_Task statement_
Return the listing below exactly, with the pictures dropped.

(Entries from a dataset)
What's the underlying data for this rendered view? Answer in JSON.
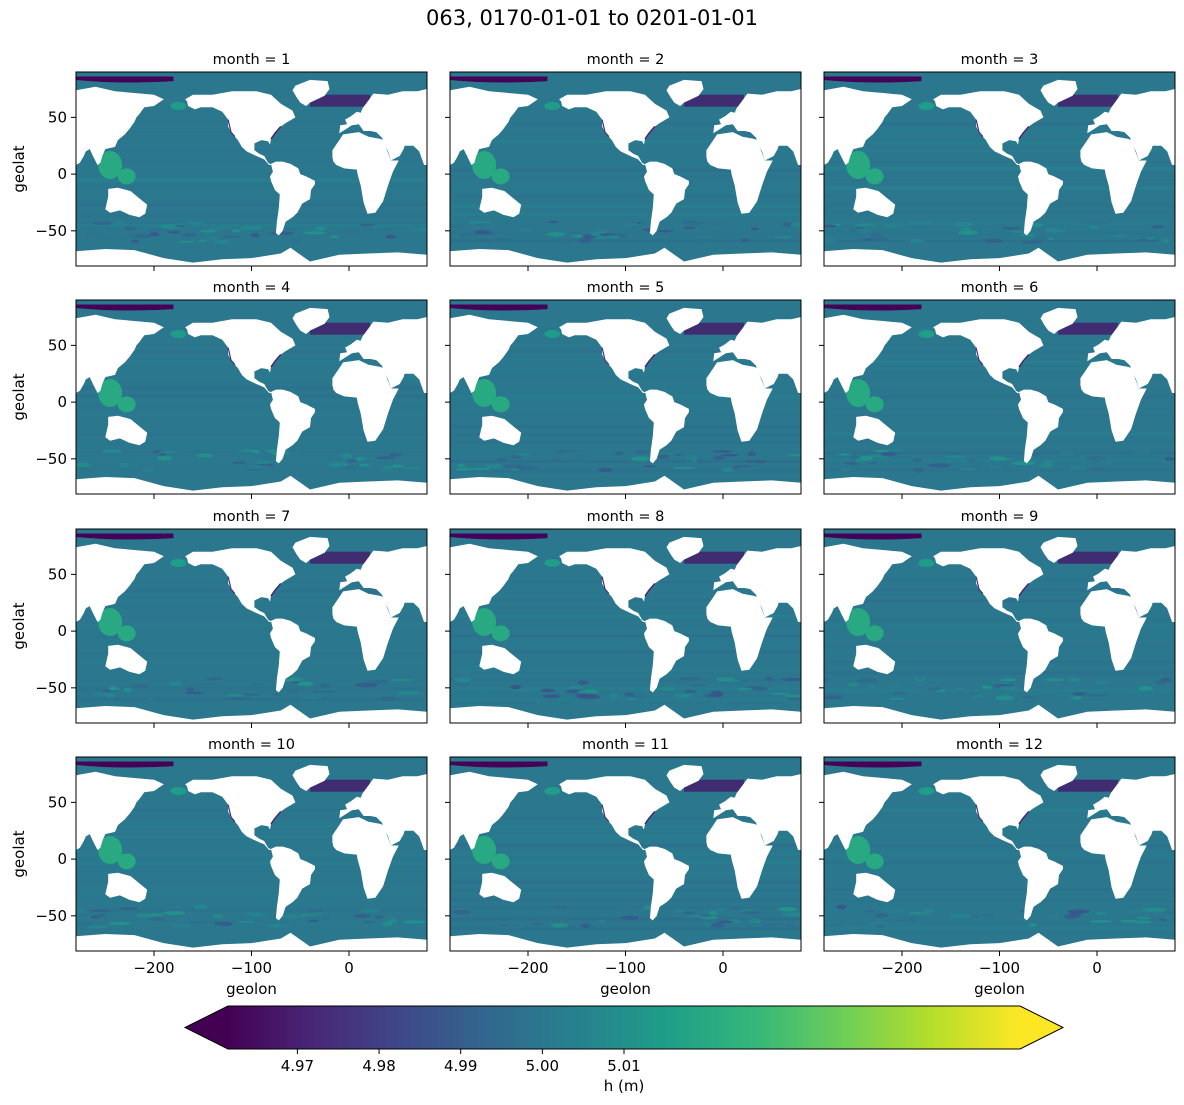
{
  "chart_data": {
    "type": "heatmap",
    "title": "063, 0170-01-01 to 0201-01-01",
    "facet_titles": [
      "month = 1",
      "month = 2",
      "month = 3",
      "month = 4",
      "month = 5",
      "month = 6",
      "month = 7",
      "month = 8",
      "month = 9",
      "month = 10",
      "month = 11",
      "month = 12"
    ],
    "xlabel": "geolon",
    "ylabel": "geolat",
    "xlim": [
      -280,
      80
    ],
    "ylim": [
      -81,
      90
    ],
    "xticks": [
      -200,
      -100,
      0
    ],
    "xtick_labels": [
      "−200",
      "−100",
      "0"
    ],
    "yticks": [
      -50,
      0,
      50
    ],
    "ytick_labels": [
      "−50",
      "0",
      "50"
    ],
    "colorbar": {
      "label": "h (m)",
      "range": [
        4.9615,
        5.0585
      ],
      "extend": "both",
      "ticks": [
        4.97,
        4.98,
        4.99,
        5.0,
        5.01
      ],
      "tick_labels": [
        "4.97",
        "4.98",
        "4.99",
        "5.00",
        "5.01"
      ],
      "colormap": "viridis",
      "colormap_colors": [
        "#440154",
        "#482878",
        "#3e4989",
        "#31688e",
        "#26828e",
        "#1f9e89",
        "#35b779",
        "#6ece58",
        "#b5de2b",
        "#fde725"
      ]
    },
    "ocean_base_value": 5.0,
    "land_color": "#ffffff",
    "grid": false
  }
}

_Full solution_
What's the underlying data for this rendered view? Answer in JSON.
{
  "chart_data": {
    "type": "heatmap",
    "title": "063, 0170-01-01 to 0201-01-01",
    "facet_titles": [
      "month = 1",
      "month = 2",
      "month = 3",
      "month = 4",
      "month = 5",
      "month = 6",
      "month = 7",
      "month = 8",
      "month = 9",
      "month = 10",
      "month = 11",
      "month = 12"
    ],
    "xlabel": "geolon",
    "ylabel": "geolat",
    "xlim": [
      -280,
      80
    ],
    "ylim": [
      -81,
      90
    ],
    "xticks": [
      -200,
      -100,
      0
    ],
    "xtick_labels": [
      "−200",
      "−100",
      "0"
    ],
    "yticks": [
      -50,
      0,
      50
    ],
    "ytick_labels": [
      "−50",
      "0",
      "50"
    ],
    "colorbar": {
      "label": "h (m)",
      "range": [
        4.9615,
        5.0585
      ],
      "extend": "both",
      "ticks": [
        4.97,
        4.98,
        4.99,
        5.0,
        5.01
      ],
      "tick_labels": [
        "4.97",
        "4.98",
        "4.99",
        "5.00",
        "5.01"
      ],
      "colormap": "viridis",
      "colormap_colors": [
        "#440154",
        "#482878",
        "#3e4989",
        "#31688e",
        "#26828e",
        "#1f9e89",
        "#35b779",
        "#6ece58",
        "#b5de2b",
        "#fde725"
      ]
    },
    "ocean_base_value": 5.0,
    "land_color": "#ffffff",
    "grid": false
  }
}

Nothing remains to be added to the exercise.